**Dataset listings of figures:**

>> Begin

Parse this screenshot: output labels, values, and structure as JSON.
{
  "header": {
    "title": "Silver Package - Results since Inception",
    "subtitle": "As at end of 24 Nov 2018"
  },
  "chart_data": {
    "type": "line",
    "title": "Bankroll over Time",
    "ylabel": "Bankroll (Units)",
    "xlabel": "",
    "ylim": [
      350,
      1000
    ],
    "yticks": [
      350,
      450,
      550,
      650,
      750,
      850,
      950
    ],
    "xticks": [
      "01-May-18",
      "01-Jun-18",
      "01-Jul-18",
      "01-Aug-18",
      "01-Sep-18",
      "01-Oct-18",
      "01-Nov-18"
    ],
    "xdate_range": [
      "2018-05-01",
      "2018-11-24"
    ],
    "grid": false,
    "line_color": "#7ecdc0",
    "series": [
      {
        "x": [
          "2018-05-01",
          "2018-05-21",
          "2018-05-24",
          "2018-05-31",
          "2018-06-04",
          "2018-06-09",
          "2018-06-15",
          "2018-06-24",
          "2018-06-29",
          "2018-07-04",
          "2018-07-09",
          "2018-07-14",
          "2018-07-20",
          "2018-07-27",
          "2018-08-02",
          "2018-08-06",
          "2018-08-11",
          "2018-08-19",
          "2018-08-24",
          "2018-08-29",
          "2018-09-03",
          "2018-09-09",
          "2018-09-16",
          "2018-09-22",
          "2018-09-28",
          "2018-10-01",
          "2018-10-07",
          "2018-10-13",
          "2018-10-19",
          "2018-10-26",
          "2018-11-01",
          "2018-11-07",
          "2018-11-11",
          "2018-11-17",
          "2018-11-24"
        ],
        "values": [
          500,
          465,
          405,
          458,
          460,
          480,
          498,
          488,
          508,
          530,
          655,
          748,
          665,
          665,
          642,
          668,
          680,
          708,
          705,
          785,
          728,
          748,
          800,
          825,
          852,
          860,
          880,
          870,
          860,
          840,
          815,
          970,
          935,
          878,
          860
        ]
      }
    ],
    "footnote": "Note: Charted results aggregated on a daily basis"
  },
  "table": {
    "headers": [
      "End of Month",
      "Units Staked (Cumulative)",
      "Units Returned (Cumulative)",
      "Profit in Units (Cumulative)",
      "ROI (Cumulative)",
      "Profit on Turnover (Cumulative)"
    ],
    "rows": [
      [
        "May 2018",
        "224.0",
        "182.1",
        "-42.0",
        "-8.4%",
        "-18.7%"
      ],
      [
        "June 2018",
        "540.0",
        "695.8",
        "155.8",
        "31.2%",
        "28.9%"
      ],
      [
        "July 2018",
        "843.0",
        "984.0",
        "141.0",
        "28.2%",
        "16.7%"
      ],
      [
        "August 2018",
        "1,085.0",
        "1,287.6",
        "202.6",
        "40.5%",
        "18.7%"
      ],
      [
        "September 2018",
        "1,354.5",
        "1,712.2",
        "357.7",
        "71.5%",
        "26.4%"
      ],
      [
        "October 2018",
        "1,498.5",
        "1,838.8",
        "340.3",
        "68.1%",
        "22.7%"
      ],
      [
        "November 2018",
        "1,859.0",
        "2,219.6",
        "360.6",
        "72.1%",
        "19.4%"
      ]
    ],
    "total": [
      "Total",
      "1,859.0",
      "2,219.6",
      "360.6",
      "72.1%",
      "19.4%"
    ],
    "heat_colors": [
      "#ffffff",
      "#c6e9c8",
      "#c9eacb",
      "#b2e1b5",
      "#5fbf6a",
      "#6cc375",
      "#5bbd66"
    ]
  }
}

>> End

**TO DO:** Exactly reproduce all of the entries.

**EXPECTED ANSWER:**
Parse this screenshot: output labels, values, and structure as JSON.
{
  "header": {
    "title": "Silver Package - Results since Inception",
    "subtitle": "As at end of 24 Nov 2018"
  },
  "chart_data": {
    "type": "line",
    "title": "Bankroll over Time",
    "ylabel": "Bankroll (Units)",
    "xlabel": "",
    "ylim": [
      350,
      1000
    ],
    "yticks": [
      350,
      450,
      550,
      650,
      750,
      850,
      950
    ],
    "xticks": [
      "01-May-18",
      "01-Jun-18",
      "01-Jul-18",
      "01-Aug-18",
      "01-Sep-18",
      "01-Oct-18",
      "01-Nov-18"
    ],
    "xdate_range": [
      "2018-05-01",
      "2018-11-24"
    ],
    "grid": false,
    "line_color": "#7ecdc0",
    "series": [
      {
        "x": [
          "2018-05-01",
          "2018-05-21",
          "2018-05-24",
          "2018-05-31",
          "2018-06-04",
          "2018-06-09",
          "2018-06-15",
          "2018-06-24",
          "2018-06-29",
          "2018-07-04",
          "2018-07-09",
          "2018-07-14",
          "2018-07-20",
          "2018-07-27",
          "2018-08-02",
          "2018-08-06",
          "2018-08-11",
          "2018-08-19",
          "2018-08-24",
          "2018-08-29",
          "2018-09-03",
          "2018-09-09",
          "2018-09-16",
          "2018-09-22",
          "2018-09-28",
          "2018-10-01",
          "2018-10-07",
          "2018-10-13",
          "2018-10-19",
          "2018-10-26",
          "2018-11-01",
          "2018-11-07",
          "2018-11-11",
          "2018-11-17",
          "2018-11-24"
        ],
        "values": [
          500,
          465,
          405,
          458,
          460,
          480,
          498,
          488,
          508,
          530,
          655,
          748,
          665,
          665,
          642,
          668,
          680,
          708,
          705,
          785,
          728,
          748,
          800,
          825,
          852,
          860,
          880,
          870,
          860,
          840,
          815,
          970,
          935,
          878,
          860
        ]
      }
    ],
    "footnote": "Note: Charted results aggregated on a daily basis"
  },
  "table": {
    "headers": [
      "End of Month",
      "Units Staked (Cumulative)",
      "Units Returned (Cumulative)",
      "Profit in Units (Cumulative)",
      "ROI (Cumulative)",
      "Profit on Turnover (Cumulative)"
    ],
    "rows": [
      [
        "May 2018",
        "224.0",
        "182.1",
        "-42.0",
        "-8.4%",
        "-18.7%"
      ],
      [
        "June 2018",
        "540.0",
        "695.8",
        "155.8",
        "31.2%",
        "28.9%"
      ],
      [
        "July 2018",
        "843.0",
        "984.0",
        "141.0",
        "28.2%",
        "16.7%"
      ],
      [
        "August 2018",
        "1,085.0",
        "1,287.6",
        "202.6",
        "40.5%",
        "18.7%"
      ],
      [
        "September 2018",
        "1,354.5",
        "1,712.2",
        "357.7",
        "71.5%",
        "26.4%"
      ],
      [
        "October 2018",
        "1,498.5",
        "1,838.8",
        "340.3",
        "68.1%",
        "22.7%"
      ],
      [
        "November 2018",
        "1,859.0",
        "2,219.6",
        "360.6",
        "72.1%",
        "19.4%"
      ]
    ],
    "total": [
      "Total",
      "1,859.0",
      "2,219.6",
      "360.6",
      "72.1%",
      "19.4%"
    ],
    "heat_colors": [
      "#ffffff",
      "#c6e9c8",
      "#c9eacb",
      "#b2e1b5",
      "#5fbf6a",
      "#6cc375",
      "#5bbd66"
    ]
  }
}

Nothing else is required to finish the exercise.